DOCUMENT TEXT →
Upon hearing the opening strains of “Jesus Christ Superstar” the other day, I realized my theology, my very understanding, of Jesus began here. My parents took us to this movie when it premiered in 1973 – at least that is when it made it to Hastings, NE, anyway.  I believe they knew what a groundswell this rock opera would bring.  I think their vision about the truly important and formative for us kids remained (remains to this day) at the forefront of their thinking.

Many images from the film float through my consciousness to this day; from the VW van that the cast drove into the desert with, unloading to begin the movie; the high priests rattling the scaffolding that represented the Temple during the song, “He’s Dangerous”; the lepers desperation to be touched and touch Jesus as he walked through their colony.

Most of this music turned into the subconscious loam that fertilizes my spirit.

Not under my control, and by that I mean, I didn’t mean to make that part of my spirituality.  It simply became part of what makes sense to me about the world.  And perhaps that is the very definition of “not my will, but thine”.  Probably not, if I were to ask a theologian to help me parse this through, but I take comfort in God’s hand on my life anyway.

RECORDED DATA →
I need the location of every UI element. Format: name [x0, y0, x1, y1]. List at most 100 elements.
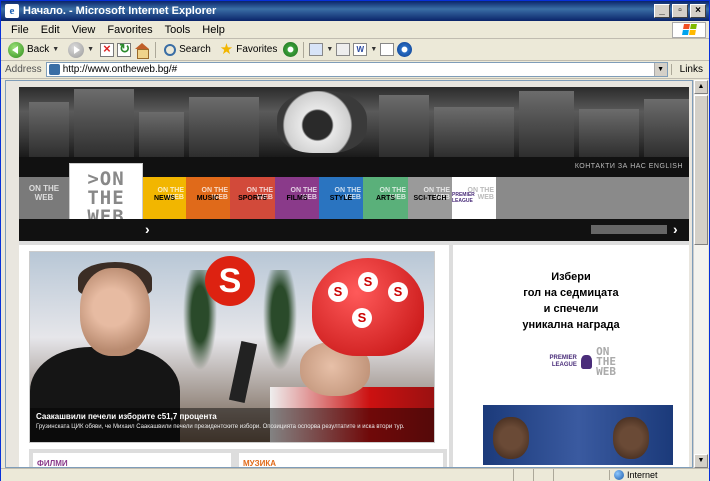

WHAT IS ASKED →
(a) From the reflection on "Jesus Christ Superstar," list every image from the film that the writer says still floats through their consciousness.
(b) Rewrite the reflection on "Jesus Christ Superstar" from "Not under my" up to and including "my life anyway.", substituting "scholar" for "theologian".

RESULTS →
(a)
- The VW van that the cast drove into the desert with, unloading to begin the movie
- The high priests rattling the scaffolding that represented the Temple during the song "He's Dangerous"
- The lepers' desperation to be touched and touch Jesus as he walked through their colony

(b)
Not under my control, and by that I mean, I didn’t mean to make that part of my spirituality.  It simply became part of what makes sense to me about the world.  And perhaps that is the very definition of “not my will, but thine”.  Probably not, if I were to ask a scholar to help me parse this through, but I take comfort in God’s hand on my life anyway.